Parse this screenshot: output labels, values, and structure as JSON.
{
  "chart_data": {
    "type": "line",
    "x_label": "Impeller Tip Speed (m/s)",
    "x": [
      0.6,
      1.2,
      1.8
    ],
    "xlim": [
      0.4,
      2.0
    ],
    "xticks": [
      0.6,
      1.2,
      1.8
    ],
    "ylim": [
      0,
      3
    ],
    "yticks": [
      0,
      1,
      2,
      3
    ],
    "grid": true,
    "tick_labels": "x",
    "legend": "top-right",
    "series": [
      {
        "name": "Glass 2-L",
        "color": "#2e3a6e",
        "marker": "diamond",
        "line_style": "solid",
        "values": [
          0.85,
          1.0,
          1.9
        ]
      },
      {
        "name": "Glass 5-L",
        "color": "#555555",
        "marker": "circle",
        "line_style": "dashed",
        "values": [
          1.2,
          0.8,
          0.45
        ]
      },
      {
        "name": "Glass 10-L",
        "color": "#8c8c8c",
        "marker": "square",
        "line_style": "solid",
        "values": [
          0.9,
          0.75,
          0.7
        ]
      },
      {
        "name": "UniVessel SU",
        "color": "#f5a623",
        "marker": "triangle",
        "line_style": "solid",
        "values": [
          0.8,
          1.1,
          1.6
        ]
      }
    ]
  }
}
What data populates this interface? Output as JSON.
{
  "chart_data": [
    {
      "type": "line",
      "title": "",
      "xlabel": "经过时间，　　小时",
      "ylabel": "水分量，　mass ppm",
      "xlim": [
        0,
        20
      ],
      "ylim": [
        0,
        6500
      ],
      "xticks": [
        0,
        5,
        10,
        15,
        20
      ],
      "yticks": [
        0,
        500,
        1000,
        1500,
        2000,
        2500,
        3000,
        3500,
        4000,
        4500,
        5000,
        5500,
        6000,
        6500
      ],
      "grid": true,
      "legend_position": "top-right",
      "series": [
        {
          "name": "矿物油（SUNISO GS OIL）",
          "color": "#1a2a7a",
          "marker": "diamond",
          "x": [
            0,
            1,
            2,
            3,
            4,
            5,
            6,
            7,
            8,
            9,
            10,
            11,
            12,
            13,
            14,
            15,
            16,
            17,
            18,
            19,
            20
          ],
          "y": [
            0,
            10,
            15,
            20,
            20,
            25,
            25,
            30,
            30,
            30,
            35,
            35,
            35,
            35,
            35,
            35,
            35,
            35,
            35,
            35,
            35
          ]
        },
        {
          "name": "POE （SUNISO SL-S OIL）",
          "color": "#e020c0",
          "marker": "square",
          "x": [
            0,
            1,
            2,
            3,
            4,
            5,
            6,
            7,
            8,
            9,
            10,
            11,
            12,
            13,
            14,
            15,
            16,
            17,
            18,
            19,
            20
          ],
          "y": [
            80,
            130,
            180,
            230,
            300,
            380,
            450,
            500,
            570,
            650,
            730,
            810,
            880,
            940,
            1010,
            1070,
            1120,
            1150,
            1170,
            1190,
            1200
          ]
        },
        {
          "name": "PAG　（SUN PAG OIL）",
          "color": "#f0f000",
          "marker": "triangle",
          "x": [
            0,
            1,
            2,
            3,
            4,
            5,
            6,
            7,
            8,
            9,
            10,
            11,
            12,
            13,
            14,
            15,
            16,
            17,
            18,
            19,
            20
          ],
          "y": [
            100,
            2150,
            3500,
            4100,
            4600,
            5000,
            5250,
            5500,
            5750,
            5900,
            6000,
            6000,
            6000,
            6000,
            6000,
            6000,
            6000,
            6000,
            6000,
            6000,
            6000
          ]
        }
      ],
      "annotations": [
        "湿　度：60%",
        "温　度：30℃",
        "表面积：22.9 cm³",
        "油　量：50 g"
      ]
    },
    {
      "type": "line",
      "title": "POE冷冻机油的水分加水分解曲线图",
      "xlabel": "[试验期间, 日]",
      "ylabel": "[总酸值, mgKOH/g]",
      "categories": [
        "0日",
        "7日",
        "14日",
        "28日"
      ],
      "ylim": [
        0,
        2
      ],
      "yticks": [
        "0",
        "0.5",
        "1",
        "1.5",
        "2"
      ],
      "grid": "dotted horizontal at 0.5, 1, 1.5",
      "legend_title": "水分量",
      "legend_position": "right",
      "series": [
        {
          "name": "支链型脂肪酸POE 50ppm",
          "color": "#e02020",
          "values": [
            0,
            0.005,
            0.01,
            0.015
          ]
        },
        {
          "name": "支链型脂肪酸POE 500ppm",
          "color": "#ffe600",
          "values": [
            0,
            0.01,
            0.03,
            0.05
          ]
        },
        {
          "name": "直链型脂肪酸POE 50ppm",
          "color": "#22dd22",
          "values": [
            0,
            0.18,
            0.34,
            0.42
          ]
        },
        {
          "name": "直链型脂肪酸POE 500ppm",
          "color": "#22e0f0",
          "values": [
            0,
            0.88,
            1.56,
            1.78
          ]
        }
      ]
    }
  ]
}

• • •

> WHAT IS EXPECTED
Could you transcribe the records in full, exactly?

> TASK SOLUTION
Parse this screenshot: output labels, values, and structure as JSON.
{
  "chart_data": {
    "type": "line",
    "x_label": "Impeller Tip Speed (m/s)",
    "x": [
      0.6,
      1.2,
      1.8
    ],
    "xlim": [
      0.4,
      2.0
    ],
    "xticks": [
      0.6,
      1.2,
      1.8
    ],
    "ylim": [
      0,
      3
    ],
    "yticks": [
      0,
      1,
      2,
      3
    ],
    "grid": true,
    "tick_labels": "x",
    "legend": "top-right",
    "series": [
      {
        "name": "Glass 2-L",
        "color": "#2e3a6e",
        "marker": "diamond",
        "line_style": "solid",
        "values": [
          0.85,
          1.0,
          1.9
        ]
      },
      {
        "name": "Glass 5-L",
        "color": "#555555",
        "marker": "circle",
        "line_style": "dashed",
        "values": [
          1.2,
          0.8,
          0.45
        ]
      },
      {
        "name": "Glass 10-L",
        "color": "#8c8c8c",
        "marker": "square",
        "line_style": "solid",
        "values": [
          0.9,
          0.75,
          0.7
        ]
      },
      {
        "name": "UniVessel SU",
        "color": "#f5a623",
        "marker": "triangle",
        "line_style": "solid",
        "values": [
          0.8,
          1.1,
          1.6
        ]
      }
    ]
  }
}
What data populates this interface? Output as JSON.
{
  "chart_data": [
    {
      "type": "line",
      "title": "",
      "xlabel": "经过时间，　　小时",
      "ylabel": "水分量，　mass ppm",
      "xlim": [
        0,
        20
      ],
      "ylim": [
        0,
        6500
      ],
      "xticks": [
        0,
        5,
        10,
        15,
        20
      ],
      "yticks": [
        0,
        500,
        1000,
        1500,
        2000,
        2500,
        3000,
        3500,
        4000,
        4500,
        5000,
        5500,
        6000,
        6500
      ],
      "grid": true,
      "legend_position": "top-right",
      "series": [
        {
          "name": "矿物油（SUNISO GS OIL）",
          "color": "#1a2a7a",
          "marker": "diamond",
          "x": [
            0,
            1,
            2,
            3,
            4,
            5,
            6,
            7,
            8,
            9,
            10,
            11,
            12,
            13,
            14,
            15,
            16,
            17,
            18,
            19,
            20
          ],
          "y": [
            0,
            10,
            15,
            20,
            20,
            25,
            25,
            30,
            30,
            30,
            35,
            35,
            35,
            35,
            35,
            35,
            35,
            35,
            35,
            35,
            35
          ]
        },
        {
          "name": "POE （SUNISO SL-S OIL）",
          "color": "#e020c0",
          "marker": "square",
          "x": [
            0,
            1,
            2,
            3,
            4,
            5,
            6,
            7,
            8,
            9,
            10,
            11,
            12,
            13,
            14,
            15,
            16,
            17,
            18,
            19,
            20
          ],
          "y": [
            80,
            130,
            180,
            230,
            300,
            380,
            450,
            500,
            570,
            650,
            730,
            810,
            880,
            940,
            1010,
            1070,
            1120,
            1150,
            1170,
            1190,
            1200
          ]
        },
        {
          "name": "PAG　（SUN PAG OIL）",
          "color": "#f0f000",
          "marker": "triangle",
          "x": [
            0,
            1,
            2,
            3,
            4,
            5,
            6,
            7,
            8,
            9,
            10,
            11,
            12,
            13,
            14,
            15,
            16,
            17,
            18,
            19,
            20
          ],
          "y": [
            100,
            2150,
            3500,
            4100,
            4600,
            5000,
            5250,
            5500,
            5750,
            5900,
            6000,
            6000,
            6000,
            6000,
            6000,
            6000,
            6000,
            6000,
            6000,
            6000,
            6000
          ]
        }
      ],
      "annotations": [
        "湿　度：60%",
        "温　度：30℃",
        "表面积：22.9 cm³",
        "油　量：50 g"
      ]
    },
    {
      "type": "line",
      "title": "POE冷冻机油的水分加水分解曲线图",
      "xlabel": "[试验期间, 日]",
      "ylabel": "[总酸值, mgKOH/g]",
      "categories": [
        "0日",
        "7日",
        "14日",
        "28日"
      ],
      "ylim": [
        0,
        2
      ],
      "yticks": [
        "0",
        "0.5",
        "1",
        "1.5",
        "2"
      ],
      "grid": "dotted horizontal at 0.5, 1, 1.5",
      "legend_title": "水分量",
      "legend_position": "right",
      "series": [
        {
          "name": "支链型脂肪酸POE 50ppm",
          "color": "#e02020",
          "values": [
            0,
            0.005,
            0.01,
            0.015
          ]
        },
        {
          "name": "支链型脂肪酸POE 500ppm",
          "color": "#ffe600",
          "values": [
            0,
            0.01,
            0.03,
            0.05
          ]
        },
        {
          "name": "直链型脂肪酸POE 50ppm",
          "color": "#22dd22",
          "values": [
            0,
            0.18,
            0.34,
            0.42
          ]
        },
        {
          "name": "直链型脂肪酸POE 500ppm",
          "color": "#22e0f0",
          "values": [
            0,
            0.88,
            1.56,
            1.78
          ]
        }
      ]
    }
  ]
}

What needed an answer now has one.